Description of the task — Go through the records and copy each line where the word "xlabel" occurs.

:: Input for this task ::

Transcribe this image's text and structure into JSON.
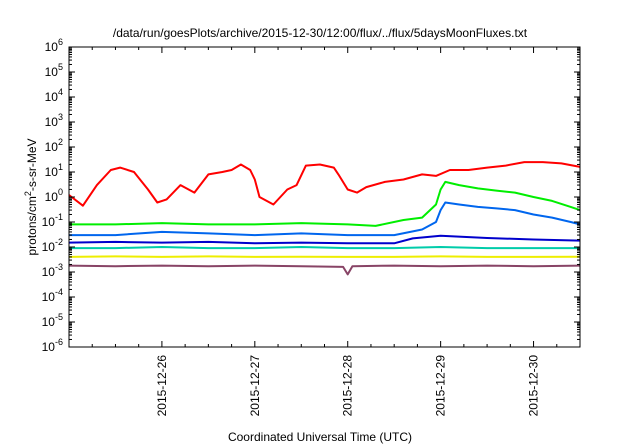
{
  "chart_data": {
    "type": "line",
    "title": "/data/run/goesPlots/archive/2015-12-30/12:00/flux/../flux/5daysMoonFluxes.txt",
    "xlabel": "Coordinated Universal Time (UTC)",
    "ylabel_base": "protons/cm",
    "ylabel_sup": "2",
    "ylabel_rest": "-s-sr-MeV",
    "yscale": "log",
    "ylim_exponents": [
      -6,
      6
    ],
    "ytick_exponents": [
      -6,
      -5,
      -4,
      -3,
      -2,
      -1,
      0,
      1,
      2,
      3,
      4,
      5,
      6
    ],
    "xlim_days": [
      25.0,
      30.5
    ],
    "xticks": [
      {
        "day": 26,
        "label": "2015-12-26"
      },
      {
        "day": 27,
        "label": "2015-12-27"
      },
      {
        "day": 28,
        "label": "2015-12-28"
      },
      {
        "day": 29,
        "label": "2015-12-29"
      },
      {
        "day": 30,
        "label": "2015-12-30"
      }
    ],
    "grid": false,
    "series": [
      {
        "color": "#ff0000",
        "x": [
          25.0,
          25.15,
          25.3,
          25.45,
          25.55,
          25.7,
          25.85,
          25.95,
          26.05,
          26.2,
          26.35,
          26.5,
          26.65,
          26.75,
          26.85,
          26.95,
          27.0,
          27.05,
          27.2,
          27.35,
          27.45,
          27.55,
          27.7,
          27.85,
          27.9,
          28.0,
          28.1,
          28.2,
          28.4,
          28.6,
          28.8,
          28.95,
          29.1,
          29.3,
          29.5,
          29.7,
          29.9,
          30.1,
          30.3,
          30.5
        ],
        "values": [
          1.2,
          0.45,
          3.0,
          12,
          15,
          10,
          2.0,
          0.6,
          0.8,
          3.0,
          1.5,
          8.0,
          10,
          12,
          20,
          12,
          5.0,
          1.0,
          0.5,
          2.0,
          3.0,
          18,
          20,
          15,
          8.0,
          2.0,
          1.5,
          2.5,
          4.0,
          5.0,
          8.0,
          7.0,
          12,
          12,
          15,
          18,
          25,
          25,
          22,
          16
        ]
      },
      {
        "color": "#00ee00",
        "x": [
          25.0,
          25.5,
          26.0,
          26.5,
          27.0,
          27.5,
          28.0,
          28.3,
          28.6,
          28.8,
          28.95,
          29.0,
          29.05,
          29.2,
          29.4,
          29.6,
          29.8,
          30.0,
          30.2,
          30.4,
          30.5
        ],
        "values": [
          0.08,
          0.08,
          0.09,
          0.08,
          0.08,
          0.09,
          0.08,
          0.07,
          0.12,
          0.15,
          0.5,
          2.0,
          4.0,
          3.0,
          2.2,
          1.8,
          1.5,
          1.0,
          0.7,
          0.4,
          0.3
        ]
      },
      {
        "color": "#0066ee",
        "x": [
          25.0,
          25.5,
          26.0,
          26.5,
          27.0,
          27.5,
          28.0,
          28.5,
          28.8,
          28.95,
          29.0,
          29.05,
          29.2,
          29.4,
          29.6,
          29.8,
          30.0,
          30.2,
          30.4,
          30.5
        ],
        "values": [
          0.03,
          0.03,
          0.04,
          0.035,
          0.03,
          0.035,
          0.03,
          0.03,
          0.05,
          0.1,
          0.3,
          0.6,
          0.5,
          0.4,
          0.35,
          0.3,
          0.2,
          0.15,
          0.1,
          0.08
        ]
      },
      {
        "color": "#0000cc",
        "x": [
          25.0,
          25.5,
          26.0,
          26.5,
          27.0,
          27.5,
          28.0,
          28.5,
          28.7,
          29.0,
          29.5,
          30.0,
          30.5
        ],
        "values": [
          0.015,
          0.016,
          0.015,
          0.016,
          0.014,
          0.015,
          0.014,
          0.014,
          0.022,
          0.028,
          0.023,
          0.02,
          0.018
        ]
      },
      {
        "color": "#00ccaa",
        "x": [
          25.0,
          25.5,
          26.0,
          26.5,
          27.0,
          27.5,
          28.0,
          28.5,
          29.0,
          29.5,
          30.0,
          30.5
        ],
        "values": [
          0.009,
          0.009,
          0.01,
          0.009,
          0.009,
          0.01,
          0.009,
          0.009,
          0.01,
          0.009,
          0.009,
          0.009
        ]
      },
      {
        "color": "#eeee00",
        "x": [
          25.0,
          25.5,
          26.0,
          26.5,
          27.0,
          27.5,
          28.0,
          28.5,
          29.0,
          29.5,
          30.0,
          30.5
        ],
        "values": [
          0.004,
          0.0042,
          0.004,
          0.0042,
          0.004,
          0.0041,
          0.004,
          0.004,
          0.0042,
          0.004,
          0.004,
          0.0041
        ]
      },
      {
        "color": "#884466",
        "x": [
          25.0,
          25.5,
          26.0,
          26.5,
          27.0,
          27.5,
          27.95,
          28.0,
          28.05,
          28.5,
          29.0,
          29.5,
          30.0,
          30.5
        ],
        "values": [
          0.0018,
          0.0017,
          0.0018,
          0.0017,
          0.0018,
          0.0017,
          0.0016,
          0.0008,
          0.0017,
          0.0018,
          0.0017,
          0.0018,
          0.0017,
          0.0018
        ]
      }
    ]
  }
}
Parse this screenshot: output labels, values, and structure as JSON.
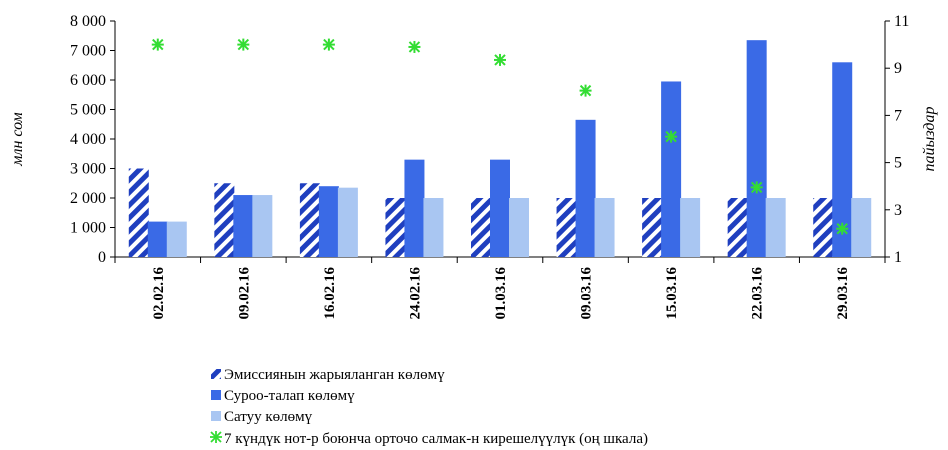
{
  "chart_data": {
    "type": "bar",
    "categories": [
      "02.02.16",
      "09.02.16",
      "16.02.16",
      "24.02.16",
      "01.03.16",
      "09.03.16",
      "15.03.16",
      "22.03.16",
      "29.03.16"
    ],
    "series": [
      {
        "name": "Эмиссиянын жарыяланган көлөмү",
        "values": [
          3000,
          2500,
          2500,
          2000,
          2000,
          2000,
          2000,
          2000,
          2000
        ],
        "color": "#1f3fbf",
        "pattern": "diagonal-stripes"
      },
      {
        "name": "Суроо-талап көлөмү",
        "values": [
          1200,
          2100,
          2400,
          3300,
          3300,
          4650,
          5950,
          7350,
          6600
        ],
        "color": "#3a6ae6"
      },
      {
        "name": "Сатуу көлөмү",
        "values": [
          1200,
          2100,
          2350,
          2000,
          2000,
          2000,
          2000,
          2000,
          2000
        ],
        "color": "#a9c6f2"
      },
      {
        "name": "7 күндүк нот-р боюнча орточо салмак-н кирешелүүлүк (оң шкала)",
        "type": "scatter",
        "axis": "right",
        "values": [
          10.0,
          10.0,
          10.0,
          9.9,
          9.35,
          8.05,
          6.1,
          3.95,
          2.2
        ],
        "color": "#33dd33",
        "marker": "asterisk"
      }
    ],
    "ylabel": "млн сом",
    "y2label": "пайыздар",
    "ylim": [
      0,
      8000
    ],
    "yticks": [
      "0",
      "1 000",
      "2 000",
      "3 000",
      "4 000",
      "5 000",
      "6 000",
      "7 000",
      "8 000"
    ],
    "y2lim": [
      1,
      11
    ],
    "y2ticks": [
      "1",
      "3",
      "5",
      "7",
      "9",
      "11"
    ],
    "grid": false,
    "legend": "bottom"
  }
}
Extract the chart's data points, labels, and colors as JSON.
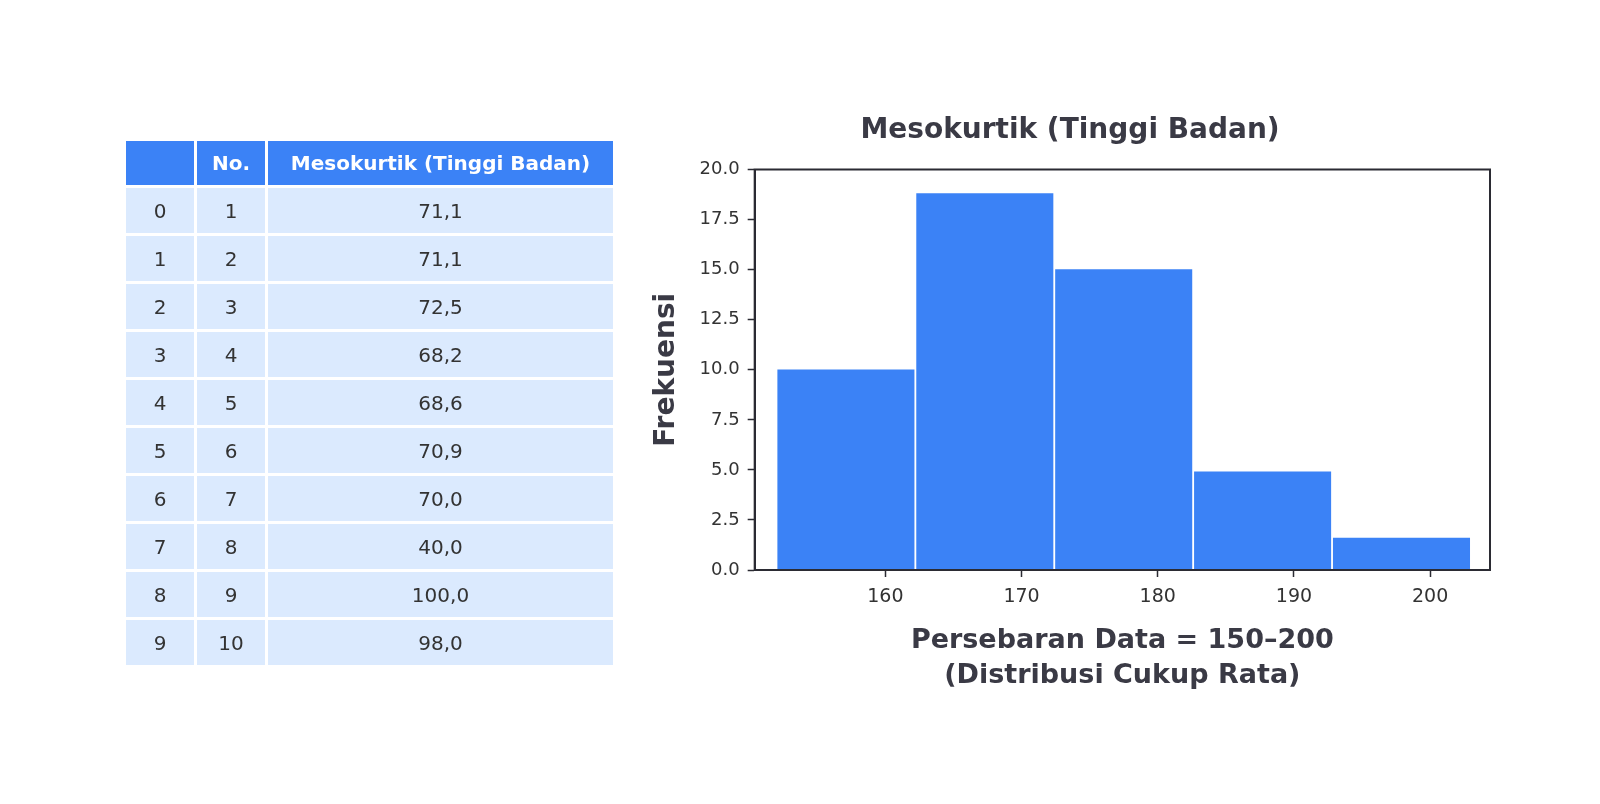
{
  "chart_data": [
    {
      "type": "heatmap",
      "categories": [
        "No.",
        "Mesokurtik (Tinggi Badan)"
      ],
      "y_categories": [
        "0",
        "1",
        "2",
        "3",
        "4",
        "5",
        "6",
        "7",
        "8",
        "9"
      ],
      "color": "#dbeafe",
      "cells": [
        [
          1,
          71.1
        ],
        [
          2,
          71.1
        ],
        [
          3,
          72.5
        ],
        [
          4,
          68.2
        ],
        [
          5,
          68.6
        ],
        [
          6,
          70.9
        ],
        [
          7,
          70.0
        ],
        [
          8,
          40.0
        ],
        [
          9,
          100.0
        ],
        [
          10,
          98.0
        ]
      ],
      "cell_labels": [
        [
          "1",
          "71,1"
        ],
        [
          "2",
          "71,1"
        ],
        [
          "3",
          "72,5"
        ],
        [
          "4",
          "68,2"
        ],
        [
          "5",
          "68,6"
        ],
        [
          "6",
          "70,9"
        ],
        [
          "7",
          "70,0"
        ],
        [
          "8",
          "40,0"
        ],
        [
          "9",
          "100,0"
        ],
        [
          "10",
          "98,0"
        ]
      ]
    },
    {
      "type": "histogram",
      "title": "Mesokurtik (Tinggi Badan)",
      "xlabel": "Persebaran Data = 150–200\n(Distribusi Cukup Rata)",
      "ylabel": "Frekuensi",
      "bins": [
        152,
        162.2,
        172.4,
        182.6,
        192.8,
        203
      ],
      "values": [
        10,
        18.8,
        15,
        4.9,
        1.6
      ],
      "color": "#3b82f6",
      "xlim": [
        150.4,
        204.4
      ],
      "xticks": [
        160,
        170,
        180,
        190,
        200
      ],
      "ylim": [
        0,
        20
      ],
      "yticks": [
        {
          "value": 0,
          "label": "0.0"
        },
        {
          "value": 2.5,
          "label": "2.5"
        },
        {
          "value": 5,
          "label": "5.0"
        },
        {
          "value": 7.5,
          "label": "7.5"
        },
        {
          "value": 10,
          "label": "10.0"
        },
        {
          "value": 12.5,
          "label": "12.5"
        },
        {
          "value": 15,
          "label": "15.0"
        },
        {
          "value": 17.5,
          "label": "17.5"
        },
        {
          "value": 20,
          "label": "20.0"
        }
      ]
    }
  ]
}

:::

Final result —
    "xlabel": "Coordinated Universal Time (UTC)",
      "xlabel": "Persebaran Data = 150–200\n(Distribusi Cukup Rata)",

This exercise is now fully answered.